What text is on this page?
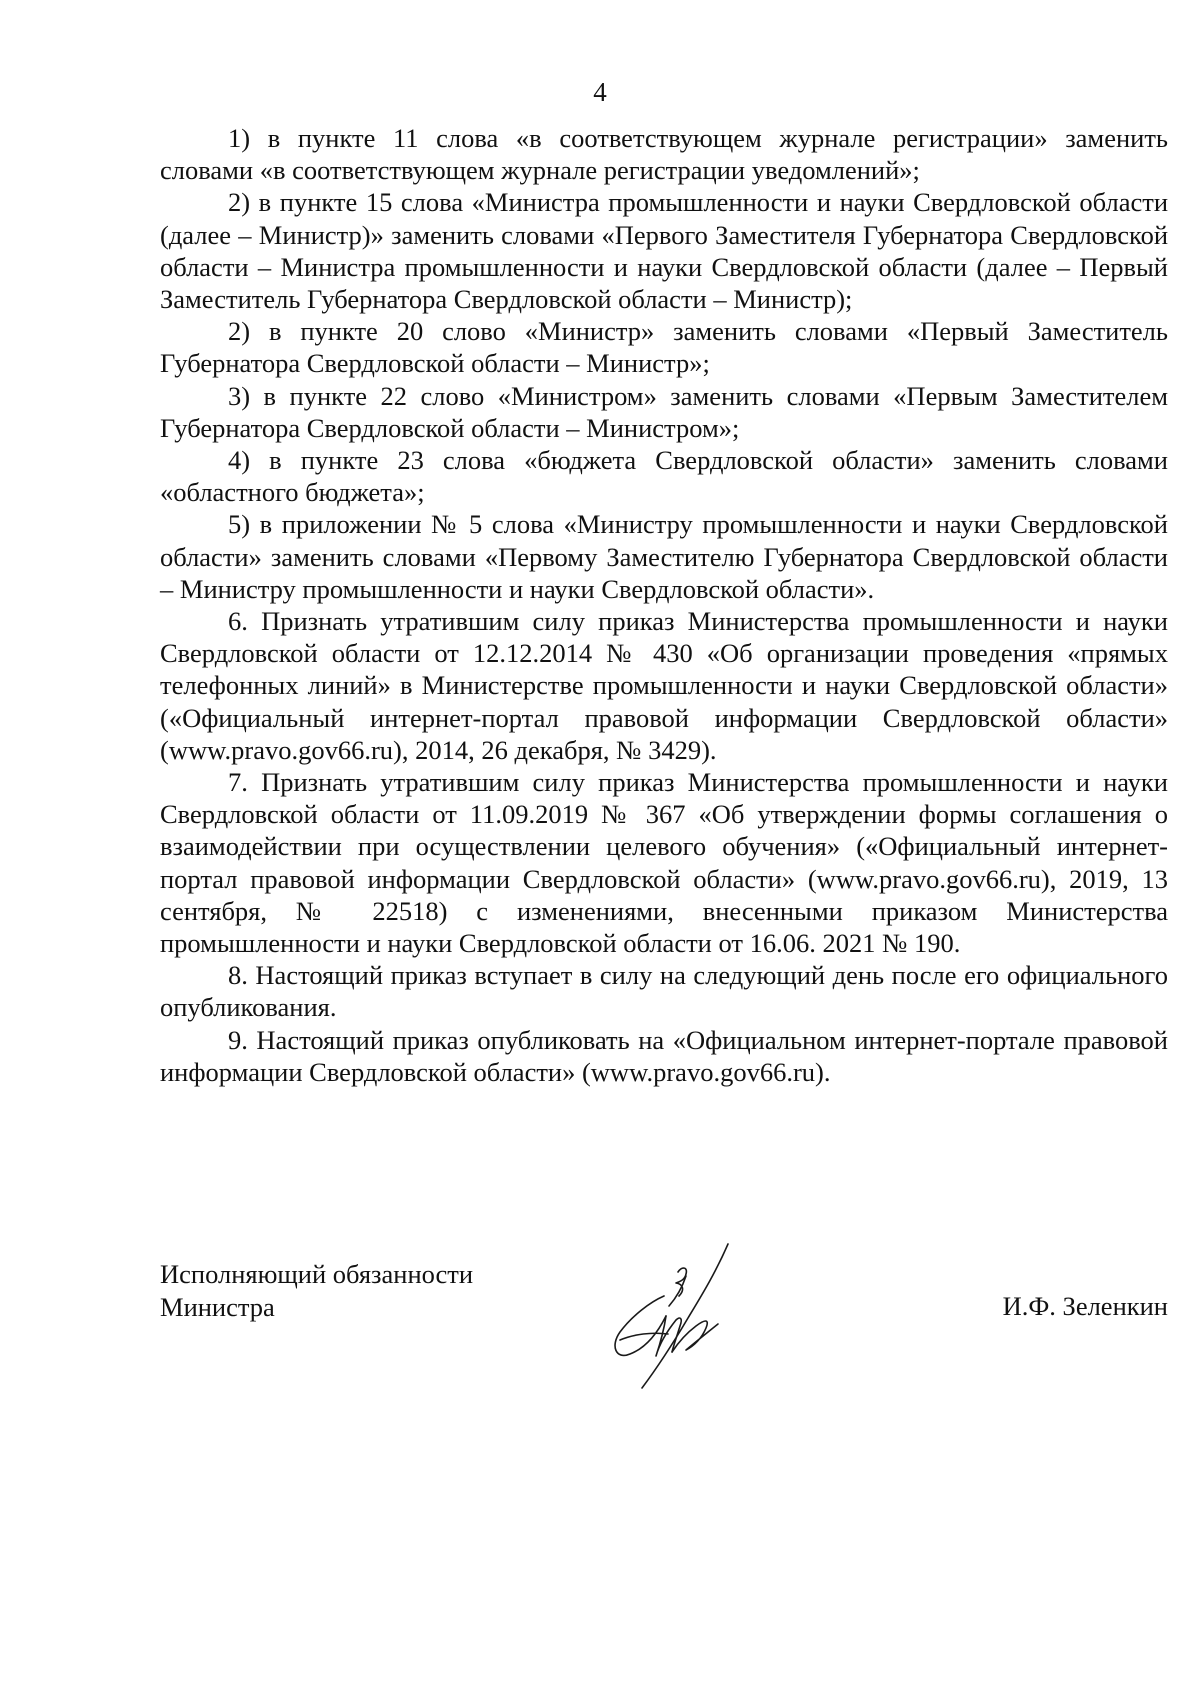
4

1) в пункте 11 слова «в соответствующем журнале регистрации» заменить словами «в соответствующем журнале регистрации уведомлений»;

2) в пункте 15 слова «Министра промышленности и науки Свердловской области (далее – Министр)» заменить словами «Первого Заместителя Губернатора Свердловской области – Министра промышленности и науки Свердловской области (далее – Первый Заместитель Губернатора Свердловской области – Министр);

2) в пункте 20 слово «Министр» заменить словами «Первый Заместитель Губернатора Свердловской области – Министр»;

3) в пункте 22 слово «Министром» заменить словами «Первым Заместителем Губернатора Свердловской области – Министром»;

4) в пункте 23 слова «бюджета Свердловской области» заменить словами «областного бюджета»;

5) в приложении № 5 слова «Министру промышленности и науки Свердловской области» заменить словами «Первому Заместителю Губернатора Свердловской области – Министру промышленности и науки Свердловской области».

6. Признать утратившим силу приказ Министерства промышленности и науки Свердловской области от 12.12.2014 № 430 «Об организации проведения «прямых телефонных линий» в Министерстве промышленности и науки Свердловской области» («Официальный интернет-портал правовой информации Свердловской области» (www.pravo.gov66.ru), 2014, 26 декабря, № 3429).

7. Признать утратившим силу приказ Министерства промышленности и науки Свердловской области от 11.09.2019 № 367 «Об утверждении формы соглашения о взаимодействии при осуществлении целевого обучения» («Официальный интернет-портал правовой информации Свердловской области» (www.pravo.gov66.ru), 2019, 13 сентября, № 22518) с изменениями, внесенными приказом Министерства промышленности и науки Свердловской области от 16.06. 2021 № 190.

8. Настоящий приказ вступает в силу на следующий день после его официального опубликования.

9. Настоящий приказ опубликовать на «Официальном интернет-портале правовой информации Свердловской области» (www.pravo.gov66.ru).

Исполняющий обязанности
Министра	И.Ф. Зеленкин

## GIVEN TASK
Copy each line above where the string "слово" occurs.

## FULL SOLUTION
2) в пункте 20 слово «Министр» заменить словами «Первый Заместитель Губернатора Свердловской области – Министр»;
3) в пункте 22 слово «Министром» заменить словами «Первым Заместителем Губернатора Свердловской области – Министром»;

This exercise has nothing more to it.